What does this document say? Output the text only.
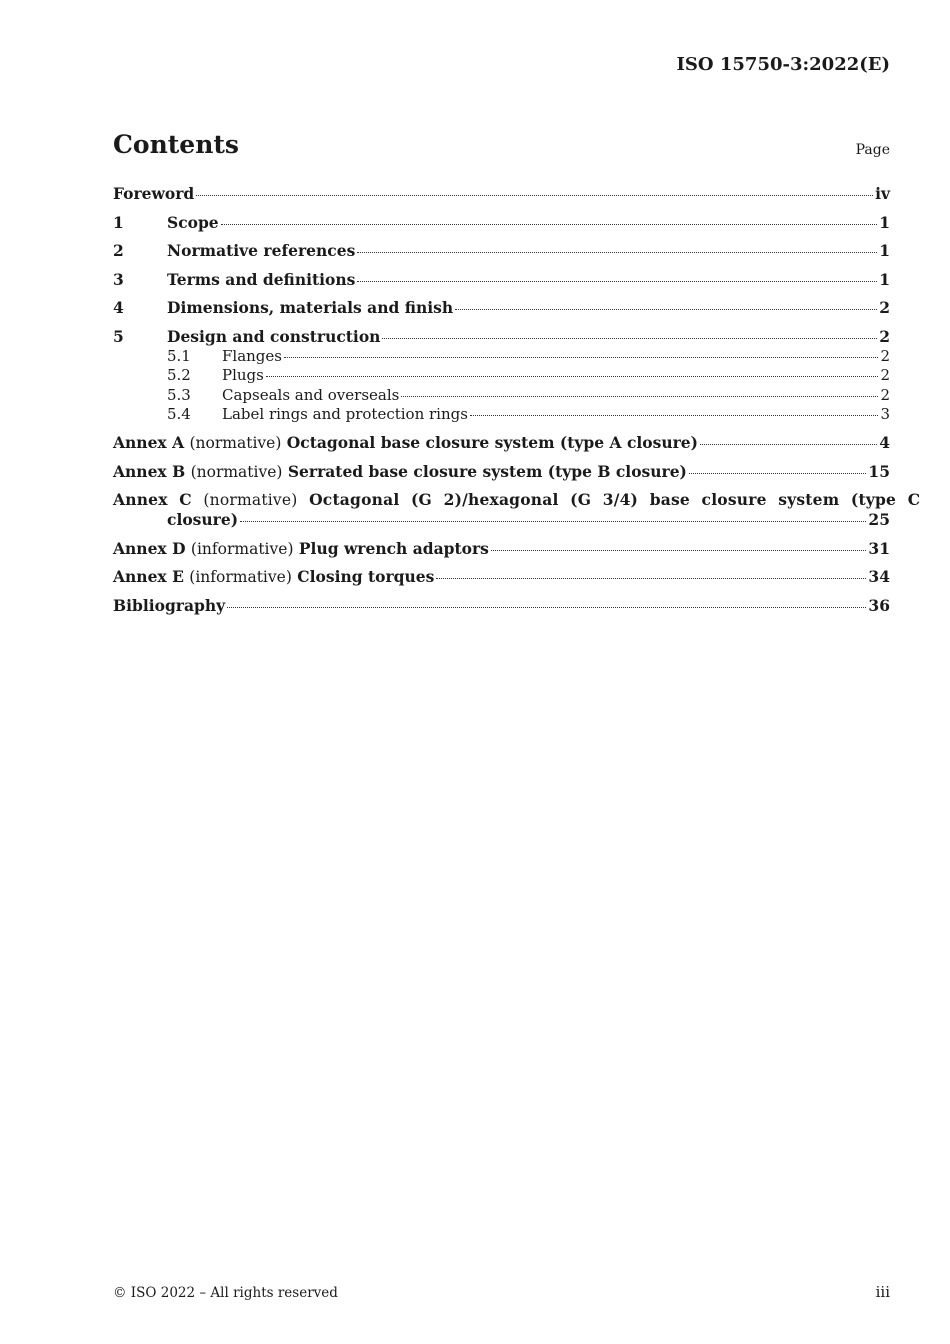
ISO 15750-3:2022(E)
Contents	Page
Foreword	iv
1	Scope	1
2	Normative references	1
3	Terms and definitions	1
4	Dimensions, materials and finish	2
5	Design and construction	2
5.1	Flanges	2
5.2	Plugs	2
5.3	Capseals and overseals	2
5.4	Label rings and protection rings	3
Annex A (normative) Octagonal base closure system (type A closure)	4
Annex B (normative) Serrated base closure system (type B closure)	15
Annex C (normative) Octagonal (G 2)/hexagonal (G 3/4) base closure system (type C
closure)	25
Annex D (informative) Plug wrench adaptors	31
Annex E (informative) Closing torques	34
Bibliography	36
© ISO 2022 – All rights reserved	iii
..............................
*TO DO*
Go through the lines above. Select every one that has the string "system".

*EXERCISE OUTPUT*
Annex A (normative) Octagonal base closure system (type A closure)	4
Annex B (normative) Serrated base closure system (type B closure)	15
Annex C (normative) Octagonal (G 2)/hexagonal (G 3/4) base closure system (type C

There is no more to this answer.